# What the task asks
Return all the data below as it stands, minus the pictures.

[begin Entries provided]

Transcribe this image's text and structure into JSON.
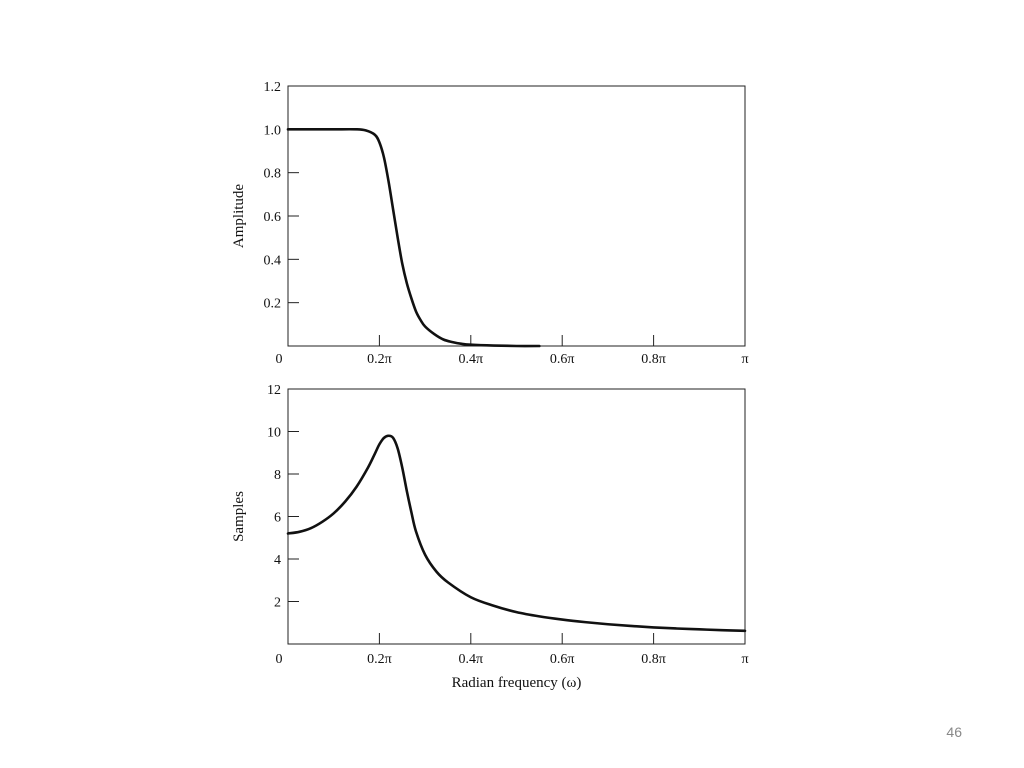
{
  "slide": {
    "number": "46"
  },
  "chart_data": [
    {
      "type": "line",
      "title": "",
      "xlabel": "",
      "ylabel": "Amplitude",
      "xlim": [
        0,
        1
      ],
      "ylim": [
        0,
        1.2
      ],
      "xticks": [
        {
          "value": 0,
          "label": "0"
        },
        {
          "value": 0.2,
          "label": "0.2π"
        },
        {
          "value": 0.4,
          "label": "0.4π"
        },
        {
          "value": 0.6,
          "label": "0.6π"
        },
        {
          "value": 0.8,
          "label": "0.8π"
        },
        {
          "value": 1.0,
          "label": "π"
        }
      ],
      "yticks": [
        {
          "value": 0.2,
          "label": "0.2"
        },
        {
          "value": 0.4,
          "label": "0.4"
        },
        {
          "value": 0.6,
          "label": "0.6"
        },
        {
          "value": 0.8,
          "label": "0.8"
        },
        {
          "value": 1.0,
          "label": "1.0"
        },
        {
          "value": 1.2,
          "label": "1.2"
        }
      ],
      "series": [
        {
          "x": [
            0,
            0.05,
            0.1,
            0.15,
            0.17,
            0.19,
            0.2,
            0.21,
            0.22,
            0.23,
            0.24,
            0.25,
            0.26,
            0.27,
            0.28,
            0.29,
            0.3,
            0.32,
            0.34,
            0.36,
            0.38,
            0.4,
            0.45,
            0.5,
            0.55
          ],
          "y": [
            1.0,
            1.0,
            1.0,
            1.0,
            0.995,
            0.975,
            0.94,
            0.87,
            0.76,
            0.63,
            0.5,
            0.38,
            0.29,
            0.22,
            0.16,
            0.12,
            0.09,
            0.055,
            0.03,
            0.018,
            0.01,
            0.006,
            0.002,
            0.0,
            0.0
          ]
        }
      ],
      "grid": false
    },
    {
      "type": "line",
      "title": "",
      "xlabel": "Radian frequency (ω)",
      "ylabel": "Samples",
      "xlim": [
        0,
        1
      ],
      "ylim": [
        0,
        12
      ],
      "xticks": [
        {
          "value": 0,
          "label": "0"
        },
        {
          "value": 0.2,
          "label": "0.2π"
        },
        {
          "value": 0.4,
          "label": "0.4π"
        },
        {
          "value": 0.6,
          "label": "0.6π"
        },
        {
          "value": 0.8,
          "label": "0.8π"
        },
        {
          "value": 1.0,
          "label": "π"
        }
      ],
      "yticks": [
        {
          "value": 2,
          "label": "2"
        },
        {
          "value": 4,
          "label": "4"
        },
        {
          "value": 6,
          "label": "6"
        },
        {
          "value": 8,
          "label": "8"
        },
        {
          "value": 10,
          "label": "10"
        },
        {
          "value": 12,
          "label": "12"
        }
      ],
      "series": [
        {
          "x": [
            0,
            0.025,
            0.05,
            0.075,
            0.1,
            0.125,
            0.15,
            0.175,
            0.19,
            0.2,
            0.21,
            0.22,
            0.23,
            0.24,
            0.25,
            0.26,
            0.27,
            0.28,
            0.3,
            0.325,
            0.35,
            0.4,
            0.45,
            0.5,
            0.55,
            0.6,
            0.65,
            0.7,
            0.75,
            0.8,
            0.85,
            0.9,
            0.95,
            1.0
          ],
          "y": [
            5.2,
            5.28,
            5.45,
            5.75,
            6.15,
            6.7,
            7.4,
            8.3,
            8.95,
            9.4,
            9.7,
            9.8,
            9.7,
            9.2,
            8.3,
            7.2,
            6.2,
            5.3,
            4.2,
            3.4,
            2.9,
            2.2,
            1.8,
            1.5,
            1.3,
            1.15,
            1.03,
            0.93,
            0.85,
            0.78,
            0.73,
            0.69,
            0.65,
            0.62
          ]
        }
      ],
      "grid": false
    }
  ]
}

[end Entries provided]

# Solution
Transcribe this image's text and structure into JSON.
{
  "slide": {
    "number": "46"
  },
  "chart_data": [
    {
      "type": "line",
      "title": "",
      "xlabel": "",
      "ylabel": "Amplitude",
      "xlim": [
        0,
        1
      ],
      "ylim": [
        0,
        1.2
      ],
      "xticks": [
        {
          "value": 0,
          "label": "0"
        },
        {
          "value": 0.2,
          "label": "0.2π"
        },
        {
          "value": 0.4,
          "label": "0.4π"
        },
        {
          "value": 0.6,
          "label": "0.6π"
        },
        {
          "value": 0.8,
          "label": "0.8π"
        },
        {
          "value": 1.0,
          "label": "π"
        }
      ],
      "yticks": [
        {
          "value": 0.2,
          "label": "0.2"
        },
        {
          "value": 0.4,
          "label": "0.4"
        },
        {
          "value": 0.6,
          "label": "0.6"
        },
        {
          "value": 0.8,
          "label": "0.8"
        },
        {
          "value": 1.0,
          "label": "1.0"
        },
        {
          "value": 1.2,
          "label": "1.2"
        }
      ],
      "series": [
        {
          "x": [
            0,
            0.05,
            0.1,
            0.15,
            0.17,
            0.19,
            0.2,
            0.21,
            0.22,
            0.23,
            0.24,
            0.25,
            0.26,
            0.27,
            0.28,
            0.29,
            0.3,
            0.32,
            0.34,
            0.36,
            0.38,
            0.4,
            0.45,
            0.5,
            0.55
          ],
          "y": [
            1.0,
            1.0,
            1.0,
            1.0,
            0.995,
            0.975,
            0.94,
            0.87,
            0.76,
            0.63,
            0.5,
            0.38,
            0.29,
            0.22,
            0.16,
            0.12,
            0.09,
            0.055,
            0.03,
            0.018,
            0.01,
            0.006,
            0.002,
            0.0,
            0.0
          ]
        }
      ],
      "grid": false
    },
    {
      "type": "line",
      "title": "",
      "xlabel": "Radian frequency (ω)",
      "ylabel": "Samples",
      "xlim": [
        0,
        1
      ],
      "ylim": [
        0,
        12
      ],
      "xticks": [
        {
          "value": 0,
          "label": "0"
        },
        {
          "value": 0.2,
          "label": "0.2π"
        },
        {
          "value": 0.4,
          "label": "0.4π"
        },
        {
          "value": 0.6,
          "label": "0.6π"
        },
        {
          "value": 0.8,
          "label": "0.8π"
        },
        {
          "value": 1.0,
          "label": "π"
        }
      ],
      "yticks": [
        {
          "value": 2,
          "label": "2"
        },
        {
          "value": 4,
          "label": "4"
        },
        {
          "value": 6,
          "label": "6"
        },
        {
          "value": 8,
          "label": "8"
        },
        {
          "value": 10,
          "label": "10"
        },
        {
          "value": 12,
          "label": "12"
        }
      ],
      "series": [
        {
          "x": [
            0,
            0.025,
            0.05,
            0.075,
            0.1,
            0.125,
            0.15,
            0.175,
            0.19,
            0.2,
            0.21,
            0.22,
            0.23,
            0.24,
            0.25,
            0.26,
            0.27,
            0.28,
            0.3,
            0.325,
            0.35,
            0.4,
            0.45,
            0.5,
            0.55,
            0.6,
            0.65,
            0.7,
            0.75,
            0.8,
            0.85,
            0.9,
            0.95,
            1.0
          ],
          "y": [
            5.2,
            5.28,
            5.45,
            5.75,
            6.15,
            6.7,
            7.4,
            8.3,
            8.95,
            9.4,
            9.7,
            9.8,
            9.7,
            9.2,
            8.3,
            7.2,
            6.2,
            5.3,
            4.2,
            3.4,
            2.9,
            2.2,
            1.8,
            1.5,
            1.3,
            1.15,
            1.03,
            0.93,
            0.85,
            0.78,
            0.73,
            0.69,
            0.65,
            0.62
          ]
        }
      ],
      "grid": false
    }
  ]
}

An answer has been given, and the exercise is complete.